What you will do — Do not include the pictures; repeat the rest of the data exactly.

Given information —
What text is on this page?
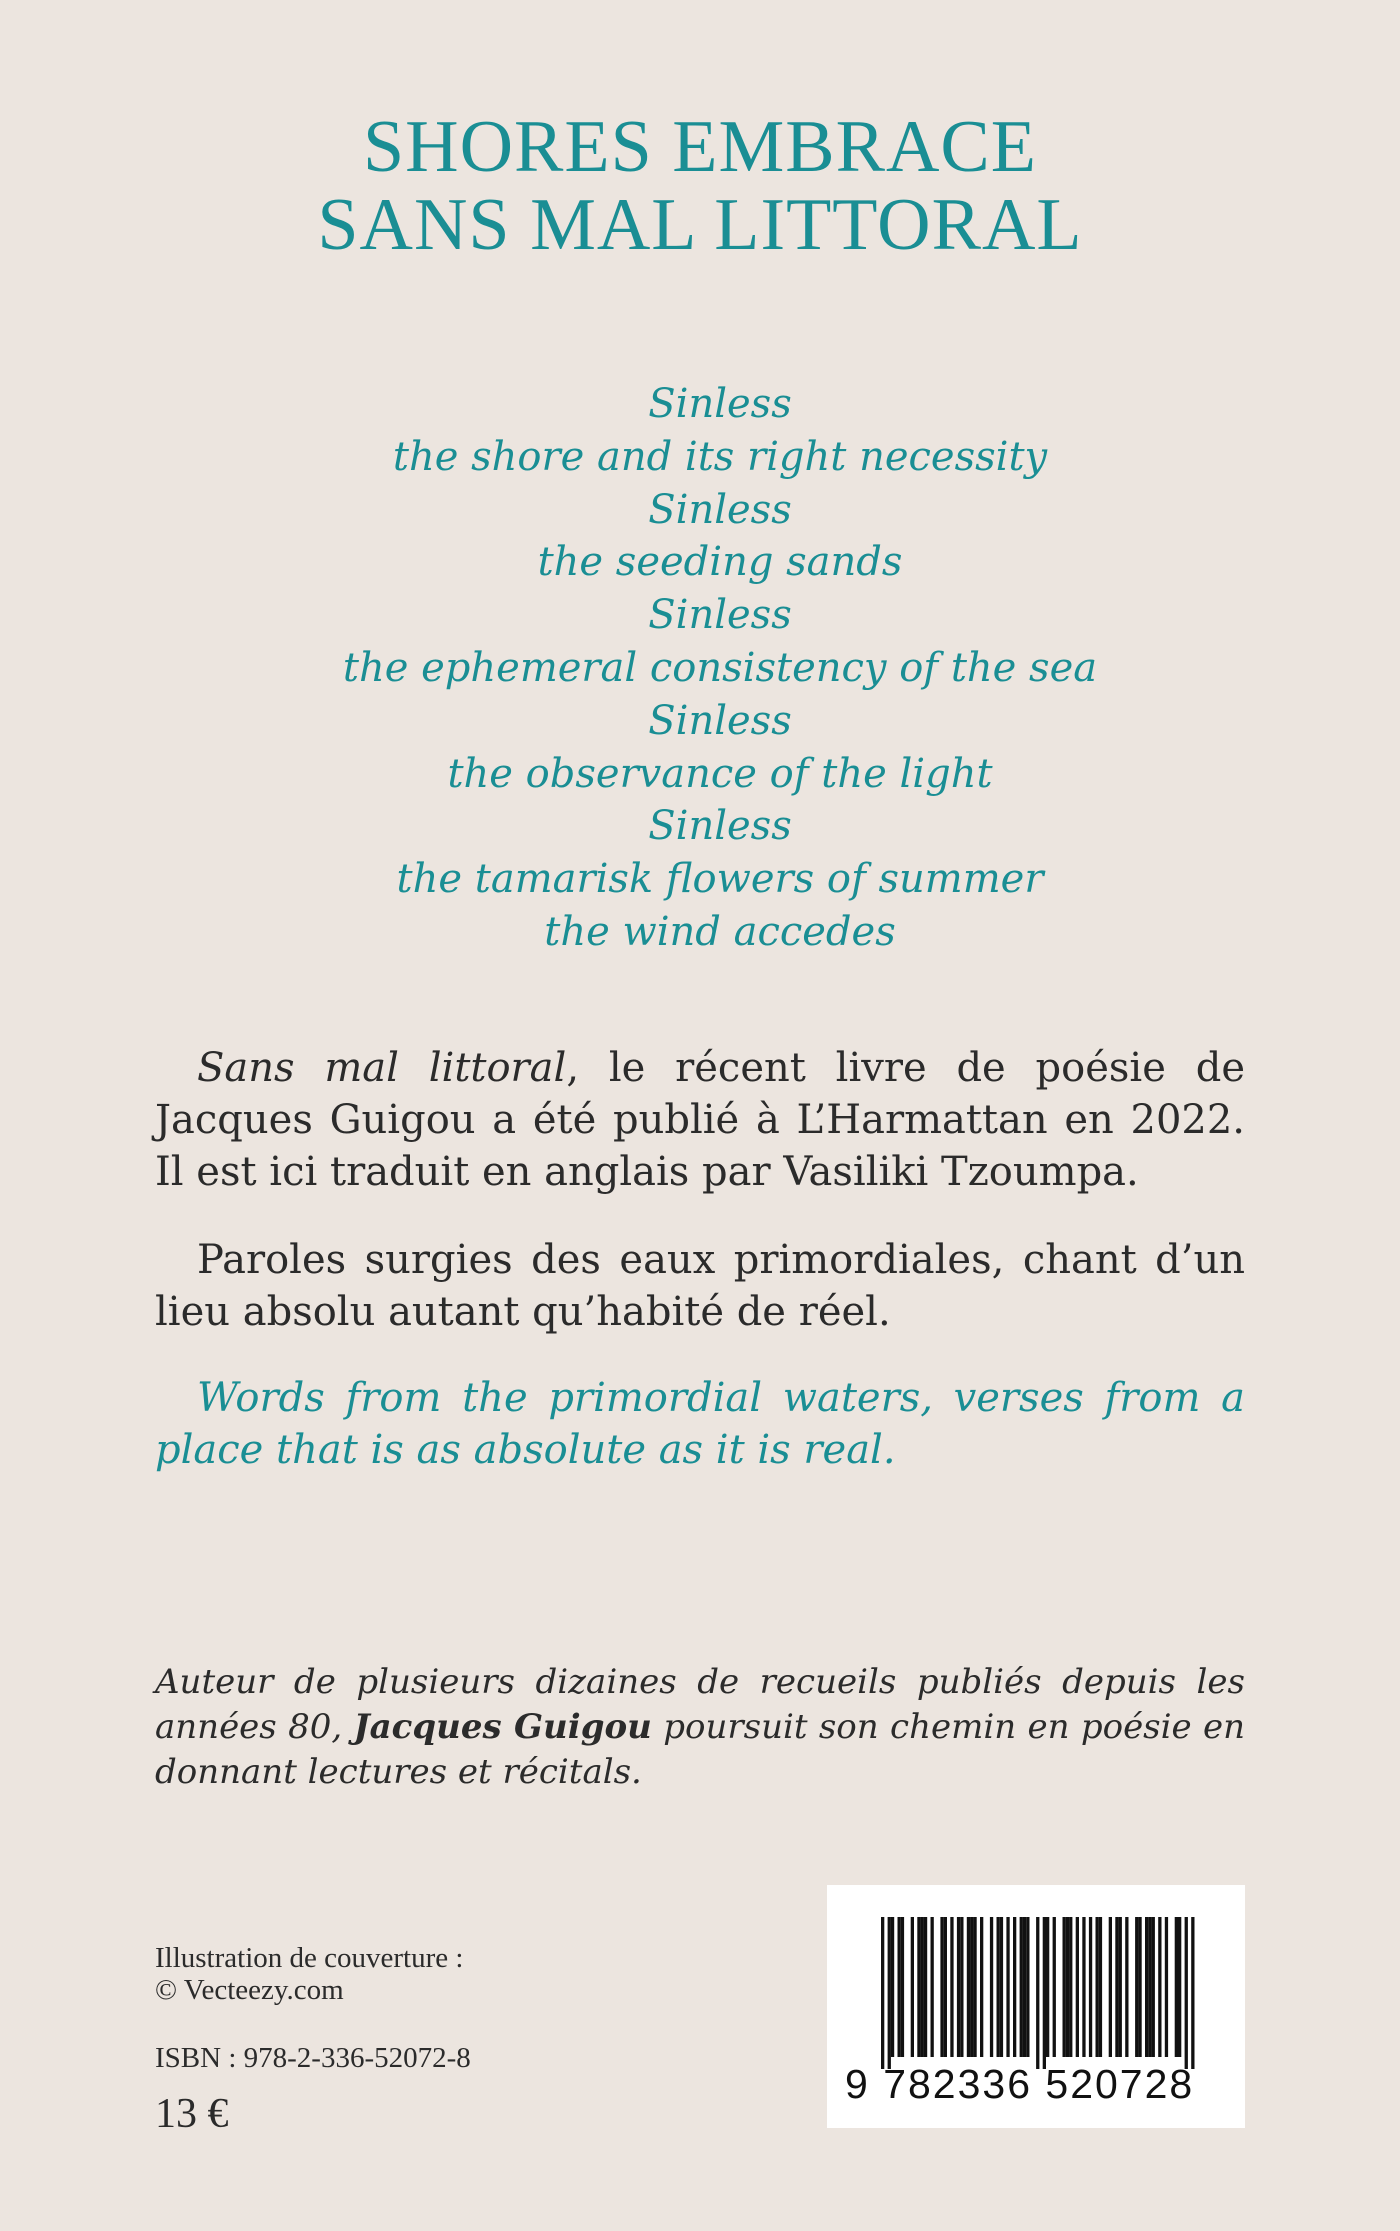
SHORES EMBRACE
SANS MAL LITTORAL
Sinless
the shore and its right necessity
Sinless
the seeding sands
Sinless
the ephemeral consistency of the sea
Sinless
the observance of the light
Sinless
the tamarisk flowers of summer
the wind accedes

Sans mal littoral, le récent livre de poésie de Jacques Guigou a été publié à L’Harmattan en 2022. Il est ici traduit en anglais par Vasiliki Tzoumpa.

Paroles surgies des eaux primordiales, chant d’un lieu absolu autant qu’habité de réel.

Words from the primordial waters, verses from a place that is as absolute as it is real.

Auteur de plusieurs dizaines de recueils publiés depuis les années 80, Jacques Guigou poursuit son chemin en poésie en donnant lectures et récitals.
Illustration de couverture :
© Vecteezy.com
ISBN : 978-2-336-52072-8
13 €
9 782336 520728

Expected answer —
What text is on this page?
SHORES EMBRACE
SANS MAL LITTORAL
Sinless
the shore and its right necessity
Sinless
the seeding sands
Sinless
the ephemeral consistency of the sea
Sinless
the observance of the light
Sinless
the tamarisk flowers of summer
the wind accedes

Sans mal littoral, le récent livre de poésie de Jacques Guigou a été publié à L’Harmattan en 2022. Il est ici traduit en anglais par Vasiliki Tzoumpa.

Paroles surgies des eaux primordiales, chant d’un lieu absolu autant qu’habité de réel.

Words from the primordial waters, verses from a place that is as absolute as it is real.

Auteur de plusieurs dizaines de recueils publiés depuis les années 80, Jacques Guigou poursuit son chemin en poésie en donnant lectures et récitals.
Illustration de couverture :
© Vecteezy.com
ISBN : 978-2-336-52072-8
13 €
9 782336 520728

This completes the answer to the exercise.